### STATED TASK
Please answer these questions from the NAFTA passage:
1. Over how many years does the passage say NAFTA has had effects on America?
2. What does it say has happened to wages for the majority of Americans?
3. What does it say has happened to illegal immigration from Mexico into the U.S.?

### EXTRACT TO READ
There is no shortage of opinion about the effects NAFTA has had on America and American jobs over the past thirteen years. Despite the fact that most of the information provided is vague at best and bias at worst, Americans have come to feel the effects personally. While some have prospered under NAFTA, the majority has seen wages stagnate or decrease as prices for consumer goods and services have steadily risen, contrary to the promises and prophesy of early promoters of the treaty.

Socially, NAFTA has had an even greater impact on America. While early promoters suggested that the treaty would help stabilize Mexico and build a strong middle class that would end the flood of illegal immigration, the fact is that illegal immigration from Mexico into the U.S. has increased. Critics suggest that NAFTA is at least partially to blame for the current tide of illegal immigrants flooding into the country. While it is difficult to point to any one specific reason, it is clear that NAFTA has adversely impacted Mexico and the Mexican worker.

Element box annotations:
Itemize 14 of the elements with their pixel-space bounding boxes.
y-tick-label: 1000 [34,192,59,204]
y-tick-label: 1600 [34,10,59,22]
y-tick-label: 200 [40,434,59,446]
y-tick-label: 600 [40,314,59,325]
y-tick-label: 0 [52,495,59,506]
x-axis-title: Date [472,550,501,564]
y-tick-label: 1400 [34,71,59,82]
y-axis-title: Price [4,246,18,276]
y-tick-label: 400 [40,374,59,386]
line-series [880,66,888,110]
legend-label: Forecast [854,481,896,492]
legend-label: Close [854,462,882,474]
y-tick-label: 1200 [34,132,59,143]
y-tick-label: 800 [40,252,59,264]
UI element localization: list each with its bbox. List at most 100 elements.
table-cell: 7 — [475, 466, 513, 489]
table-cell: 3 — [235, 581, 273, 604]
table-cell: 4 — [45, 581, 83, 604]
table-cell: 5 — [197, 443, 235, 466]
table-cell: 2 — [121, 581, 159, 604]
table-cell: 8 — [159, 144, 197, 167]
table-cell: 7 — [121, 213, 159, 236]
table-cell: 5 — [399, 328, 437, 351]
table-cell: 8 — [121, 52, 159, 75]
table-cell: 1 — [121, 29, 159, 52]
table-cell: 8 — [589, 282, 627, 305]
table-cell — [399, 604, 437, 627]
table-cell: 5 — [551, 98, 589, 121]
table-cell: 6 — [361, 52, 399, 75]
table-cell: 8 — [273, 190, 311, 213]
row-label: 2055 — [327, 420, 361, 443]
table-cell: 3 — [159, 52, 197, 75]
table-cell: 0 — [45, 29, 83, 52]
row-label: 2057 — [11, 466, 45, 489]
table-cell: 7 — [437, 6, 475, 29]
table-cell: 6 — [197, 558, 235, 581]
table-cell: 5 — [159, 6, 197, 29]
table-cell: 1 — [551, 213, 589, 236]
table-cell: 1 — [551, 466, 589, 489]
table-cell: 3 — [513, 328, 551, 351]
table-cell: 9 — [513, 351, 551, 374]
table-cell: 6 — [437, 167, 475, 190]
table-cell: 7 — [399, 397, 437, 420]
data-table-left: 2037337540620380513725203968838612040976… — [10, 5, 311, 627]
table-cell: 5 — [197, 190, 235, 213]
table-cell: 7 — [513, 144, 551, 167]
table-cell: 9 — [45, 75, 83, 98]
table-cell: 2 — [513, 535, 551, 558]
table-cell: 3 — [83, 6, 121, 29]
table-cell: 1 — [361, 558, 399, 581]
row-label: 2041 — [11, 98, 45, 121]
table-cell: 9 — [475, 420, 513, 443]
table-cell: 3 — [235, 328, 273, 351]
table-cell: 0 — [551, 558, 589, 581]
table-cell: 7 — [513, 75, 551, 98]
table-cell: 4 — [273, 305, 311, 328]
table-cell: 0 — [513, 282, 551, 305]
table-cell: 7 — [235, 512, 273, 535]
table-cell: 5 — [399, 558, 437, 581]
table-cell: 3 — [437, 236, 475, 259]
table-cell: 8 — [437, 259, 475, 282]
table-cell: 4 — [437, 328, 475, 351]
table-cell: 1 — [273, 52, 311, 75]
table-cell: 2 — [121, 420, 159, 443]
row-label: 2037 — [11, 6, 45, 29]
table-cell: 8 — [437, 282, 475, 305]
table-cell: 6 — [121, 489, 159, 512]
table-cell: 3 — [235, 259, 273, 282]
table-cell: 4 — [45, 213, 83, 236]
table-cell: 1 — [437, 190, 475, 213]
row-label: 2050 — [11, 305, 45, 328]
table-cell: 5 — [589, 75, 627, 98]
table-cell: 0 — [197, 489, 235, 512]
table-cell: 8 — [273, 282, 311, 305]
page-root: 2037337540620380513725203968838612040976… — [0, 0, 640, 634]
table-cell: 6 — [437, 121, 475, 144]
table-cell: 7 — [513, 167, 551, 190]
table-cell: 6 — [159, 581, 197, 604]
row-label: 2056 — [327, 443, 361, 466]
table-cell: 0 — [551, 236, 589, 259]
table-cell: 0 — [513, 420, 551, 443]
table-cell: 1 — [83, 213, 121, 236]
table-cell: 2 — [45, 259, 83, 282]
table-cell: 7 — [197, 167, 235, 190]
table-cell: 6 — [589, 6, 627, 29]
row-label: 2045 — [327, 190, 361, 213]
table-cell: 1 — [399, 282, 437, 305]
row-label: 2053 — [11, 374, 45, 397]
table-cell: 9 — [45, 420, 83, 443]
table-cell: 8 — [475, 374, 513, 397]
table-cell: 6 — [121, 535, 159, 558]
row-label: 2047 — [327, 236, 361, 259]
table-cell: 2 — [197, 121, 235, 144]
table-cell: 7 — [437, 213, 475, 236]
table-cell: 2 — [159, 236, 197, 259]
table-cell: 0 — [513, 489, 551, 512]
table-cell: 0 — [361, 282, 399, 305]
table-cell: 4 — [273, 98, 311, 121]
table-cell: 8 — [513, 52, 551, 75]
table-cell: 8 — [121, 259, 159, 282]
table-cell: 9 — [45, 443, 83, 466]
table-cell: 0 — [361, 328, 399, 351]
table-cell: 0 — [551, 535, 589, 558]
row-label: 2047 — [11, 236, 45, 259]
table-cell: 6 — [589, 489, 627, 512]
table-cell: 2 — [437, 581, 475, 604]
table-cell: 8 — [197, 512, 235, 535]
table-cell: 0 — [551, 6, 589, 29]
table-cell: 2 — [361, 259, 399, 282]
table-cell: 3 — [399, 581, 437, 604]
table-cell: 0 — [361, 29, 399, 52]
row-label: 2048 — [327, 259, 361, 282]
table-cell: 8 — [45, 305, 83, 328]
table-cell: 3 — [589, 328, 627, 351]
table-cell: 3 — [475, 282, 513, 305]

### OUTPUT FOR THIS TASK
1. Thirteen years.
2. They have stagnated or decreased.
3. It has increased.